• DIRECTIVE
Your task is to give the data again, exactly, with every line intact.

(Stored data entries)
================================

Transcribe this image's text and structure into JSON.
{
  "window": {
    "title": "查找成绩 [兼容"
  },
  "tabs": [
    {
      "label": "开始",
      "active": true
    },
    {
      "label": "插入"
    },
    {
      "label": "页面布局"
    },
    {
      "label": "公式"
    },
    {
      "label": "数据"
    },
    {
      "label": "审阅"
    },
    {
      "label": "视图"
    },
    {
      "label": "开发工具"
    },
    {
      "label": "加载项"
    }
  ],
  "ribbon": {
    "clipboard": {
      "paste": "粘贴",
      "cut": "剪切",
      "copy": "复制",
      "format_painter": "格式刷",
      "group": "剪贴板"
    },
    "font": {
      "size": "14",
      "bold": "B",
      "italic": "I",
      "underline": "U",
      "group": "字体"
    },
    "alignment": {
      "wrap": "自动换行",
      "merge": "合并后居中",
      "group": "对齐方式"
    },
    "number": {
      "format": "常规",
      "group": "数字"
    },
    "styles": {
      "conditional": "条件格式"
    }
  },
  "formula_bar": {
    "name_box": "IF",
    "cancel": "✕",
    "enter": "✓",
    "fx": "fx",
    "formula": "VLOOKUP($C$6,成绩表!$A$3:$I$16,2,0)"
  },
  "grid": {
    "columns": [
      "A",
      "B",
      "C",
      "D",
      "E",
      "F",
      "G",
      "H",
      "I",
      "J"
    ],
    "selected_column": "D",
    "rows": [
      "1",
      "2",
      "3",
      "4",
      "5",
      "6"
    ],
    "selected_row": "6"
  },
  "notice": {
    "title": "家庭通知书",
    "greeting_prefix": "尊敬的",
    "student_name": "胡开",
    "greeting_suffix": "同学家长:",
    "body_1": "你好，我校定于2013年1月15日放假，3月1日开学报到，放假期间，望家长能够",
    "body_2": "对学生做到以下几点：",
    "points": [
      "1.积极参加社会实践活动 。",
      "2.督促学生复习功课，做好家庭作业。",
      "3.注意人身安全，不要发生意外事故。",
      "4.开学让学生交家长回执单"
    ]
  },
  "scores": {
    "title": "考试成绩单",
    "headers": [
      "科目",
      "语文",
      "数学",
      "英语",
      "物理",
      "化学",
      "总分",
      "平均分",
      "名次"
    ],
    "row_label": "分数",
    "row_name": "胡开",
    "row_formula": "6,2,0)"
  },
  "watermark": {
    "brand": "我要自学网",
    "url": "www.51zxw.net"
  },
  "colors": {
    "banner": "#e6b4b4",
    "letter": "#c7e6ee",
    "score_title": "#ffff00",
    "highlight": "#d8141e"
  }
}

================================

• ANSWER TO THE EXERCISE
Transcribe this image's text and structure into JSON.
{
  "window": {
    "title": "查找成绩 [兼容"
  },
  "tabs": [
    {
      "label": "开始",
      "active": true
    },
    {
      "label": "插入"
    },
    {
      "label": "页面布局"
    },
    {
      "label": "公式"
    },
    {
      "label": "数据"
    },
    {
      "label": "审阅"
    },
    {
      "label": "视图"
    },
    {
      "label": "开发工具"
    },
    {
      "label": "加载项"
    }
  ],
  "ribbon": {
    "clipboard": {
      "paste": "粘贴",
      "cut": "剪切",
      "copy": "复制",
      "format_painter": "格式刷",
      "group": "剪贴板"
    },
    "font": {
      "size": "14",
      "bold": "B",
      "italic": "I",
      "underline": "U",
      "group": "字体"
    },
    "alignment": {
      "wrap": "自动换行",
      "merge": "合并后居中",
      "group": "对齐方式"
    },
    "number": {
      "format": "常规",
      "group": "数字"
    },
    "styles": {
      "conditional": "条件格式"
    }
  },
  "formula_bar": {
    "name_box": "IF",
    "cancel": "✕",
    "enter": "✓",
    "fx": "fx",
    "formula": "VLOOKUP($C$6,成绩表!$A$3:$I$16,2,0)"
  },
  "grid": {
    "columns": [
      "A",
      "B",
      "C",
      "D",
      "E",
      "F",
      "G",
      "H",
      "I",
      "J"
    ],
    "selected_column": "D",
    "rows": [
      "1",
      "2",
      "3",
      "4",
      "5",
      "6"
    ],
    "selected_row": "6"
  },
  "notice": {
    "title": "家庭通知书",
    "greeting_prefix": "尊敬的",
    "student_name": "胡开",
    "greeting_suffix": "同学家长:",
    "body_1": "你好，我校定于2013年1月15日放假，3月1日开学报到，放假期间，望家长能够",
    "body_2": "对学生做到以下几点：",
    "points": [
      "1.积极参加社会实践活动 。",
      "2.督促学生复习功课，做好家庭作业。",
      "3.注意人身安全，不要发生意外事故。",
      "4.开学让学生交家长回执单"
    ]
  },
  "scores": {
    "title": "考试成绩单",
    "headers": [
      "科目",
      "语文",
      "数学",
      "英语",
      "物理",
      "化学",
      "总分",
      "平均分",
      "名次"
    ],
    "row_label": "分数",
    "row_name": "胡开",
    "row_formula": "6,2,0)"
  },
  "watermark": {
    "brand": "我要自学网",
    "url": "www.51zxw.net"
  },
  "colors": {
    "banner": "#e6b4b4",
    "letter": "#c7e6ee",
    "score_title": "#ffff00",
    "highlight": "#d8141e"
  }
}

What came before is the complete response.